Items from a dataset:
================================

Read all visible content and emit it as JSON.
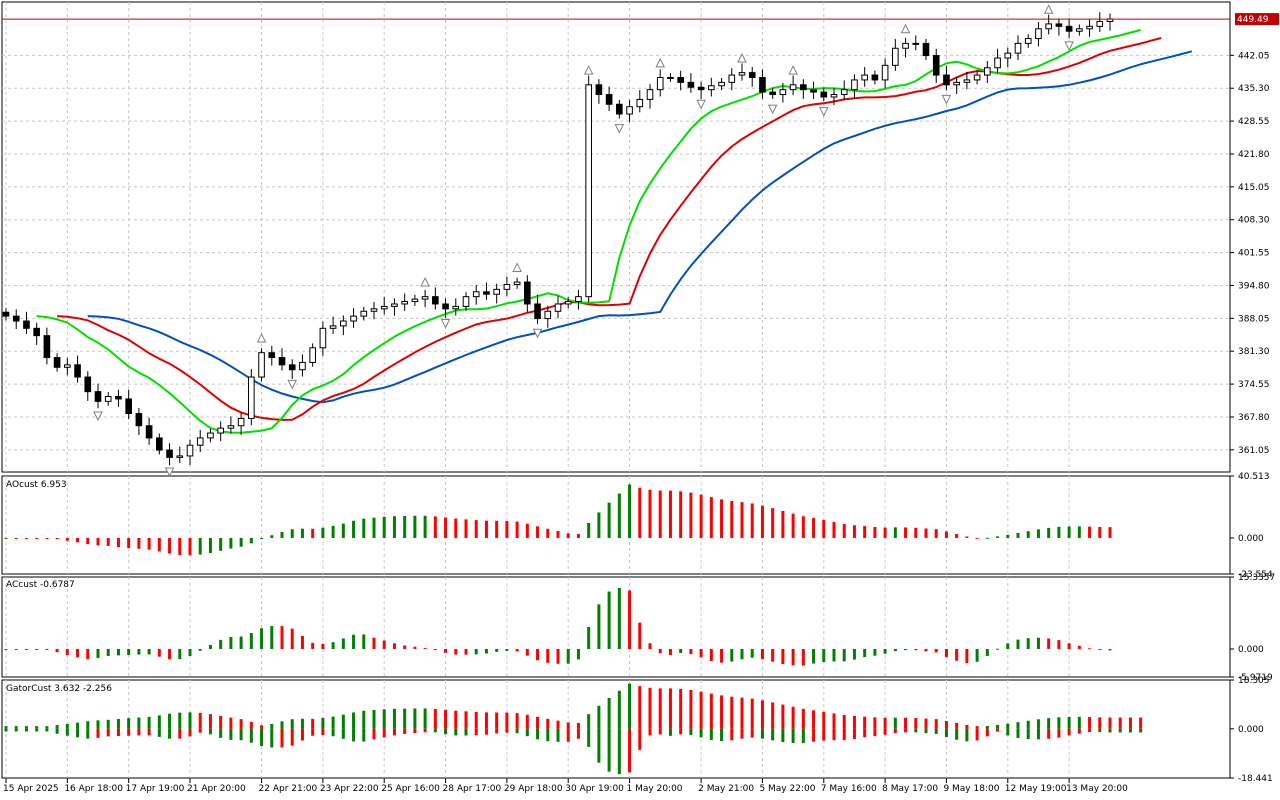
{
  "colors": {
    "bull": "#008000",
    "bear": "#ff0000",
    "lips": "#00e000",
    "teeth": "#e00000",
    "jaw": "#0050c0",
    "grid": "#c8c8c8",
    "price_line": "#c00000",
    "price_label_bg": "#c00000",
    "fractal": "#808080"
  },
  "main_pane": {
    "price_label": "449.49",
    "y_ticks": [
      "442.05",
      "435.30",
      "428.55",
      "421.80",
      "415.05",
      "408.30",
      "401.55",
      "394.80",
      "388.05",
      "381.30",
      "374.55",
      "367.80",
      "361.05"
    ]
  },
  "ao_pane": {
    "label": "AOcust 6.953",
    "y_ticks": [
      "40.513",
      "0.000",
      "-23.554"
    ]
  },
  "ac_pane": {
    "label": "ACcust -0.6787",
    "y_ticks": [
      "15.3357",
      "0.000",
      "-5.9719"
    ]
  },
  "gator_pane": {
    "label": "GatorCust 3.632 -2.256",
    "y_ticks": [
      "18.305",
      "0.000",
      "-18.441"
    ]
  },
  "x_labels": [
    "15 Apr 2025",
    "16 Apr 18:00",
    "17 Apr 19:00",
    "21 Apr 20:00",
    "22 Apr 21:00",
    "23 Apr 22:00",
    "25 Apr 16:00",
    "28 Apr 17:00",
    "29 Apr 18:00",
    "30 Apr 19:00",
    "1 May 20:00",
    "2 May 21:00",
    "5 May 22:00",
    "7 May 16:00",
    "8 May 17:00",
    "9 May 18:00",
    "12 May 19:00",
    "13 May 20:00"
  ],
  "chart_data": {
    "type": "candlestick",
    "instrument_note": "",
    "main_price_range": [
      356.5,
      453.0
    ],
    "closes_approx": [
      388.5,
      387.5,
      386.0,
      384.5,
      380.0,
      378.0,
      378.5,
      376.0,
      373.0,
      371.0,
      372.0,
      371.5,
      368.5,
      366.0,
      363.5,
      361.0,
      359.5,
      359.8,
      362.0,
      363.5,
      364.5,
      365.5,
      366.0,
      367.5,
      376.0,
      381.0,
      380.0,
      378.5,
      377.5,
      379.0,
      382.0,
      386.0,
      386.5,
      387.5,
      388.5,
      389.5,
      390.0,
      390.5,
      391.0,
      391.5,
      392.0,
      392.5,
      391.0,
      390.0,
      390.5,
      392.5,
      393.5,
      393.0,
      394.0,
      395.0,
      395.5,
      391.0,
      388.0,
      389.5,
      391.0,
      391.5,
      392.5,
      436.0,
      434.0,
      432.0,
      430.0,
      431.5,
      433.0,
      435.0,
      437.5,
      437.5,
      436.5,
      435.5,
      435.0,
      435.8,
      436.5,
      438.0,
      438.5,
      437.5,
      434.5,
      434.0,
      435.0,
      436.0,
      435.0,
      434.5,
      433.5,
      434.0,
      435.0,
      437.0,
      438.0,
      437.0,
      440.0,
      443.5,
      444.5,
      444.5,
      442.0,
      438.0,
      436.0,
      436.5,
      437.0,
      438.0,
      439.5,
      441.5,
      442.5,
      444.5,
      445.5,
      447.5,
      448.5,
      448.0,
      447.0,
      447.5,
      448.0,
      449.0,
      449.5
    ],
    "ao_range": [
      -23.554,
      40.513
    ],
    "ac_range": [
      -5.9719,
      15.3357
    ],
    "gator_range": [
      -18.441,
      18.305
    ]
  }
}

================================

Exercise details: Write out the full listing verbatim, excluding its pictures.

Written solution:
Read all visible content and emit it as JSON.
{
  "colors": {
    "bull": "#008000",
    "bear": "#ff0000",
    "lips": "#00e000",
    "teeth": "#e00000",
    "jaw": "#0050c0",
    "grid": "#c8c8c8",
    "price_line": "#c00000",
    "price_label_bg": "#c00000",
    "fractal": "#808080"
  },
  "main_pane": {
    "price_label": "449.49",
    "y_ticks": [
      "442.05",
      "435.30",
      "428.55",
      "421.80",
      "415.05",
      "408.30",
      "401.55",
      "394.80",
      "388.05",
      "381.30",
      "374.55",
      "367.80",
      "361.05"
    ]
  },
  "ao_pane": {
    "label": "AOcust 6.953",
    "y_ticks": [
      "40.513",
      "0.000",
      "-23.554"
    ]
  },
  "ac_pane": {
    "label": "ACcust -0.6787",
    "y_ticks": [
      "15.3357",
      "0.000",
      "-5.9719"
    ]
  },
  "gator_pane": {
    "label": "GatorCust 3.632 -2.256",
    "y_ticks": [
      "18.305",
      "0.000",
      "-18.441"
    ]
  },
  "x_labels": [
    "15 Apr 2025",
    "16 Apr 18:00",
    "17 Apr 19:00",
    "21 Apr 20:00",
    "22 Apr 21:00",
    "23 Apr 22:00",
    "25 Apr 16:00",
    "28 Apr 17:00",
    "29 Apr 18:00",
    "30 Apr 19:00",
    "1 May 20:00",
    "2 May 21:00",
    "5 May 22:00",
    "7 May 16:00",
    "8 May 17:00",
    "9 May 18:00",
    "12 May 19:00",
    "13 May 20:00"
  ],
  "chart_data": {
    "type": "candlestick",
    "instrument_note": "",
    "main_price_range": [
      356.5,
      453.0
    ],
    "closes_approx": [
      388.5,
      387.5,
      386.0,
      384.5,
      380.0,
      378.0,
      378.5,
      376.0,
      373.0,
      371.0,
      372.0,
      371.5,
      368.5,
      366.0,
      363.5,
      361.0,
      359.5,
      359.8,
      362.0,
      363.5,
      364.5,
      365.5,
      366.0,
      367.5,
      376.0,
      381.0,
      380.0,
      378.5,
      377.5,
      379.0,
      382.0,
      386.0,
      386.5,
      387.5,
      388.5,
      389.5,
      390.0,
      390.5,
      391.0,
      391.5,
      392.0,
      392.5,
      391.0,
      390.0,
      390.5,
      392.5,
      393.5,
      393.0,
      394.0,
      395.0,
      395.5,
      391.0,
      388.0,
      389.5,
      391.0,
      391.5,
      392.5,
      436.0,
      434.0,
      432.0,
      430.0,
      431.5,
      433.0,
      435.0,
      437.5,
      437.5,
      436.5,
      435.5,
      435.0,
      435.8,
      436.5,
      438.0,
      438.5,
      437.5,
      434.5,
      434.0,
      435.0,
      436.0,
      435.0,
      434.5,
      433.5,
      434.0,
      435.0,
      437.0,
      438.0,
      437.0,
      440.0,
      443.5,
      444.5,
      444.5,
      442.0,
      438.0,
      436.0,
      436.5,
      437.0,
      438.0,
      439.5,
      441.5,
      442.5,
      444.5,
      445.5,
      447.5,
      448.5,
      448.0,
      447.0,
      447.5,
      448.0,
      449.0,
      449.5
    ],
    "ao_range": [
      -23.554,
      40.513
    ],
    "ac_range": [
      -5.9719,
      15.3357
    ],
    "gator_range": [
      -18.441,
      18.305
    ]
  }
}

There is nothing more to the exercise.